Start Provided information

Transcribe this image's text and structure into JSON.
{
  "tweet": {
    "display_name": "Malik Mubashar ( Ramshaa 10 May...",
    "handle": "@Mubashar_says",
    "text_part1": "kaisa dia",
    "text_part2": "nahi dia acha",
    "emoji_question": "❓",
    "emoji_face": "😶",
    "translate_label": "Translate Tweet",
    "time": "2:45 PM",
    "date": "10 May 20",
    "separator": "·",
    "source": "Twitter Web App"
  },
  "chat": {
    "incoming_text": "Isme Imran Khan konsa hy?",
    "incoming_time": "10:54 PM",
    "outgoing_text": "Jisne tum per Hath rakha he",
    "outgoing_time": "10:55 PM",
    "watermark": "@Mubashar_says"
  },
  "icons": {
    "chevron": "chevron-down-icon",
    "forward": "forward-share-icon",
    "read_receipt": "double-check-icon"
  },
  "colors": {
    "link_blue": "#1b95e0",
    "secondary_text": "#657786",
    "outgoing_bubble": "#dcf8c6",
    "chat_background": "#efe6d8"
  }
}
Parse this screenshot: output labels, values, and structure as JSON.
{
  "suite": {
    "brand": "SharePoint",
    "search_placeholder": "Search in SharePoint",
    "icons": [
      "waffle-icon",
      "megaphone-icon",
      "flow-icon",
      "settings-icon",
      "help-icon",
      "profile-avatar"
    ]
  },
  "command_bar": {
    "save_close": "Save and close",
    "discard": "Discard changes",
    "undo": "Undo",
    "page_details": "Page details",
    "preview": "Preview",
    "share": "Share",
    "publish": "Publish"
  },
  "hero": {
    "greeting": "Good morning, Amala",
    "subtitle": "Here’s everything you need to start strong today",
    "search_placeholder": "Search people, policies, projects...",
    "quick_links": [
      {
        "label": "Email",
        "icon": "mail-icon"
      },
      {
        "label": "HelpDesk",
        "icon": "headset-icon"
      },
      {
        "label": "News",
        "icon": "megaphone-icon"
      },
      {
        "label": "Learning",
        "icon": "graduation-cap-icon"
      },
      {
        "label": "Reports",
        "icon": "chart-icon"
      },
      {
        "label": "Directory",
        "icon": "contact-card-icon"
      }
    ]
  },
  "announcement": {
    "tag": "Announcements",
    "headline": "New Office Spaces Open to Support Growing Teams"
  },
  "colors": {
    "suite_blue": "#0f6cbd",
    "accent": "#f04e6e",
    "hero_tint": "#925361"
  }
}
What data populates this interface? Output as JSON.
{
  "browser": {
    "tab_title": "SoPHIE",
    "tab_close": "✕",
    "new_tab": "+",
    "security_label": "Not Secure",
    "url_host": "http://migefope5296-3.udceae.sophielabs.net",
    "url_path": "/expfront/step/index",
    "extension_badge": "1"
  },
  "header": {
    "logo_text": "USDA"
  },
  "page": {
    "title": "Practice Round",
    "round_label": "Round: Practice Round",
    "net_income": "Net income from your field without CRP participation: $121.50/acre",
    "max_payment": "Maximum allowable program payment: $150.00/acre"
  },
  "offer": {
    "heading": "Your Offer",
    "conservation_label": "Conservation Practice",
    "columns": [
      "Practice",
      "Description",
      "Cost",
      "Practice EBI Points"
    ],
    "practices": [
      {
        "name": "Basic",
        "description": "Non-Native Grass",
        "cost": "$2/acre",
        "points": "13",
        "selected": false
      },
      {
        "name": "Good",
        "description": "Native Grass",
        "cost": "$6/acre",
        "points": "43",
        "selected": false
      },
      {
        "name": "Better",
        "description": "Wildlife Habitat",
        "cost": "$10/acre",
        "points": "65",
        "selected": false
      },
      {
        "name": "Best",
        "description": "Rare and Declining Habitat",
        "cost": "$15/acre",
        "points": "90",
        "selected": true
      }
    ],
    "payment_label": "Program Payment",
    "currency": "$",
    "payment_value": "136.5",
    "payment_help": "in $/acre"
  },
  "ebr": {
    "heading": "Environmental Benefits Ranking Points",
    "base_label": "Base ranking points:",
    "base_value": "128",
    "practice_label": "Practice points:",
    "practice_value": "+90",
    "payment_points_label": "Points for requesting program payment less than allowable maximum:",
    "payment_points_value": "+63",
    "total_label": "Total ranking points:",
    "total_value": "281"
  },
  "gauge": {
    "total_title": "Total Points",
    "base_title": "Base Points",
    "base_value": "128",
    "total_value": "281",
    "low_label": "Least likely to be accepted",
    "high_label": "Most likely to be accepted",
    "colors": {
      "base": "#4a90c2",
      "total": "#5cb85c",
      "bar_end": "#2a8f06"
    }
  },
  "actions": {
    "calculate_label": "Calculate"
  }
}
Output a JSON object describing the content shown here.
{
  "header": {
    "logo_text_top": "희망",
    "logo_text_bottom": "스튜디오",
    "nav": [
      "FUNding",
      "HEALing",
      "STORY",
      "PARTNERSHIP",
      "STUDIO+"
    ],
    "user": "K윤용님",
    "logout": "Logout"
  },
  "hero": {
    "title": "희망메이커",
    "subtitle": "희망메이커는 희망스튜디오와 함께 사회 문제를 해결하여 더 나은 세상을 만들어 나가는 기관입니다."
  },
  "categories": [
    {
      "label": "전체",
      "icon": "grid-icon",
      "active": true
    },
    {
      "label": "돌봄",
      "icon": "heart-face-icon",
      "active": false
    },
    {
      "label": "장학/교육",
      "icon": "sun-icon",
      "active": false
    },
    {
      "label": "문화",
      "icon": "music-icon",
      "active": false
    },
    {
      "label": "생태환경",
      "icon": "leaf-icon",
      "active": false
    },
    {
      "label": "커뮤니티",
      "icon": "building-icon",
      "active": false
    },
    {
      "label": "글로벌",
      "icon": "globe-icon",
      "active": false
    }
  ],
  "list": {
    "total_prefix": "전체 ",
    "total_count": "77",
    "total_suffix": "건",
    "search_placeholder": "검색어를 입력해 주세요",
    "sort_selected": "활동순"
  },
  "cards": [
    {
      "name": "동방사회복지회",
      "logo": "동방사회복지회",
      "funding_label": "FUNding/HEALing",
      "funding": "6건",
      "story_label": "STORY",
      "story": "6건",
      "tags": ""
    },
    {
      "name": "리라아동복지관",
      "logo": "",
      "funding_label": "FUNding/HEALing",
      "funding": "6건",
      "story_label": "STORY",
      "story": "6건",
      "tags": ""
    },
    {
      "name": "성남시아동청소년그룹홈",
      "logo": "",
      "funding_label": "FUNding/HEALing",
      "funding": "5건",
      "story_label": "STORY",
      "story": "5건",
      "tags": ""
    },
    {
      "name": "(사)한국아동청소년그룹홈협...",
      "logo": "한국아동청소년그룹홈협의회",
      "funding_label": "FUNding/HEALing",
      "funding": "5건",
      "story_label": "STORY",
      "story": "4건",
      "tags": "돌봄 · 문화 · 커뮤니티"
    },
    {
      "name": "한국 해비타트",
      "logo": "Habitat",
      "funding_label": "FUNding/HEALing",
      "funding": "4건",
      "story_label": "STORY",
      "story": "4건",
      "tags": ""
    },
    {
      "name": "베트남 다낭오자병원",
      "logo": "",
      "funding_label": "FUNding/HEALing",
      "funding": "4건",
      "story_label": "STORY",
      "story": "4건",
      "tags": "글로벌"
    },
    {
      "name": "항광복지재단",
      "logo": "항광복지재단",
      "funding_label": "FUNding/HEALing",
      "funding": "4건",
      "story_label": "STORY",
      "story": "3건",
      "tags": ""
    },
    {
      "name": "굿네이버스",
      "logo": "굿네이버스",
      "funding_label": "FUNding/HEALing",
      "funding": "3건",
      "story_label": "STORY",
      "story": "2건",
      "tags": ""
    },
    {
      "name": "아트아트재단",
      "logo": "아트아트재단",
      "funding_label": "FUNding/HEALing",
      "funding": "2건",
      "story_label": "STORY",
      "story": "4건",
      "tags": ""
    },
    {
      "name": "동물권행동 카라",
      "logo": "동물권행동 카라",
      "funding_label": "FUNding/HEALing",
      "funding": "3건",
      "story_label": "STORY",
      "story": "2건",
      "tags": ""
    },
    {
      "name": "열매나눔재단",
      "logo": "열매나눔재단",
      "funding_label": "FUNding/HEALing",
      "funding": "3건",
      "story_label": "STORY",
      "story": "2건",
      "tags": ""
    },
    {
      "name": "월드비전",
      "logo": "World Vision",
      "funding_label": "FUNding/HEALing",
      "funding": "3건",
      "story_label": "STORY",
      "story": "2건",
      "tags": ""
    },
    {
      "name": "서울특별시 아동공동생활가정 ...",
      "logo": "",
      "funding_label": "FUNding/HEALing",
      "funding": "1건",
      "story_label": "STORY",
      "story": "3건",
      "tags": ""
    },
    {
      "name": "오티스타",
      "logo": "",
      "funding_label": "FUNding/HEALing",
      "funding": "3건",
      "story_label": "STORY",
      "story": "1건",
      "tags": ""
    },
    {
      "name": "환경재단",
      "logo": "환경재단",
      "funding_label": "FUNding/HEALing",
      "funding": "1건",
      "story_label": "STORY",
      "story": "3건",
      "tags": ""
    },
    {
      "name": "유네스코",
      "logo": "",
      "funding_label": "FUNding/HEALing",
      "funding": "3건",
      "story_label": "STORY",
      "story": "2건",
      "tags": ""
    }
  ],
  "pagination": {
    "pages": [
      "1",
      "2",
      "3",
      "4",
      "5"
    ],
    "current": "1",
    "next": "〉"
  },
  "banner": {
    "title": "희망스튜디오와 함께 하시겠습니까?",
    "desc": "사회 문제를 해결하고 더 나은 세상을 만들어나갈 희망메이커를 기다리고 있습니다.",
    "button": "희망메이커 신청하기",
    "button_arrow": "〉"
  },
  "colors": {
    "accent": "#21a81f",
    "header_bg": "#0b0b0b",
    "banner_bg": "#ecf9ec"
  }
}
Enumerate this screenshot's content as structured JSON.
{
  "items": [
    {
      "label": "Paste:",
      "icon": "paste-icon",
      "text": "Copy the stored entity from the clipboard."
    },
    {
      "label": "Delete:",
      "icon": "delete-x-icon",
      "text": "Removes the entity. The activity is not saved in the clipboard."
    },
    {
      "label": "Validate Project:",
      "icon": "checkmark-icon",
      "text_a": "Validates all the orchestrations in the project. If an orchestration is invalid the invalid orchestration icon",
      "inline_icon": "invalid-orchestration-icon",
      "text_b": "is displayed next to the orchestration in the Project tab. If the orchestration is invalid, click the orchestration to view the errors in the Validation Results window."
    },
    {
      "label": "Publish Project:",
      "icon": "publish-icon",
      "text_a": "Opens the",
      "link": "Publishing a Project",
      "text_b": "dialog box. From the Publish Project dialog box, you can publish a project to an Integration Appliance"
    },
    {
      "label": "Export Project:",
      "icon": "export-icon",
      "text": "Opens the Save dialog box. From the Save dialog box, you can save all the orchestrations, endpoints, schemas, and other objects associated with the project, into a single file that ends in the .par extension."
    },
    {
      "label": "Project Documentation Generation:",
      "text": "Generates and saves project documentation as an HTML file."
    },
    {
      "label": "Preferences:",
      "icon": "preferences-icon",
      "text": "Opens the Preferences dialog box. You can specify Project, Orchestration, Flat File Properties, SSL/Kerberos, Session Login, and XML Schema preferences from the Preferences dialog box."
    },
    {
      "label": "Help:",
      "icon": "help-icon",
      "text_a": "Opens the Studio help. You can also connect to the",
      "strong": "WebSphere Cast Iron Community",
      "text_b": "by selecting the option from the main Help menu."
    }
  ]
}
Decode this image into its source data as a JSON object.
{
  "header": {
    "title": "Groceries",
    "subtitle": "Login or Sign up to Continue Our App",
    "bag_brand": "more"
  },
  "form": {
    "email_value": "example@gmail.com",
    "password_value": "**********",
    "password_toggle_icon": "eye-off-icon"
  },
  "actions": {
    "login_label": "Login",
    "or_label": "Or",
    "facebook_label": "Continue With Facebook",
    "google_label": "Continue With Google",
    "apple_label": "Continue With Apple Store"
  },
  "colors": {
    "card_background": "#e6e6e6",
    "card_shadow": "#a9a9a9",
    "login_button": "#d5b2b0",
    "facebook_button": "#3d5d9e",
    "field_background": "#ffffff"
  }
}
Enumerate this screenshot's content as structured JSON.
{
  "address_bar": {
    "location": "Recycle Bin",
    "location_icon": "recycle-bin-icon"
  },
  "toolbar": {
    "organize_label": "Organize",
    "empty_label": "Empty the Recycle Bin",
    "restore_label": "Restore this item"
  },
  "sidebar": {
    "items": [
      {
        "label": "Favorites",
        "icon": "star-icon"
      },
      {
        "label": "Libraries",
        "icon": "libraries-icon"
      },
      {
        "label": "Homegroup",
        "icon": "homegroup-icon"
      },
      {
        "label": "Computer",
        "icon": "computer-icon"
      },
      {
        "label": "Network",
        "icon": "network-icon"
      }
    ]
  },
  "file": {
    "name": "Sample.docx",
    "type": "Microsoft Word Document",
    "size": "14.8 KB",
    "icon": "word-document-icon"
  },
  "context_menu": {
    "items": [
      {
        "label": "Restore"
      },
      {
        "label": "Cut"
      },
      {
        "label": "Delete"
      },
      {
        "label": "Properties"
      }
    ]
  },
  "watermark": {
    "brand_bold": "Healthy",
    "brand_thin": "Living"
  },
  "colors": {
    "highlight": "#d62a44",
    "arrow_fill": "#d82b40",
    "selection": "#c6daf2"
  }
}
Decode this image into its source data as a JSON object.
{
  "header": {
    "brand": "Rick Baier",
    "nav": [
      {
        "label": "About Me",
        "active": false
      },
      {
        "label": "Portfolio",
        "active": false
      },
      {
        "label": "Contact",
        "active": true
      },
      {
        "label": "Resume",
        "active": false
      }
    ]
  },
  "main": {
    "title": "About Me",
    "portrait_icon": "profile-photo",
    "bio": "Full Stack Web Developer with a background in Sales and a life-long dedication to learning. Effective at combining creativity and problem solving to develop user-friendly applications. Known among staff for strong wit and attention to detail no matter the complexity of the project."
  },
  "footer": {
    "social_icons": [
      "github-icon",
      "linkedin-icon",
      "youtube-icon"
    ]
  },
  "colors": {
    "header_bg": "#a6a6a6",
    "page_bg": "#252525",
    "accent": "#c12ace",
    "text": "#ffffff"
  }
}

End Provided information

> _What to work on_
Using the entries above, return each line in which the word "Grass" occurs.

> _The answer_
        "description": "Non-Native Grass",
        "description": "Native Grass",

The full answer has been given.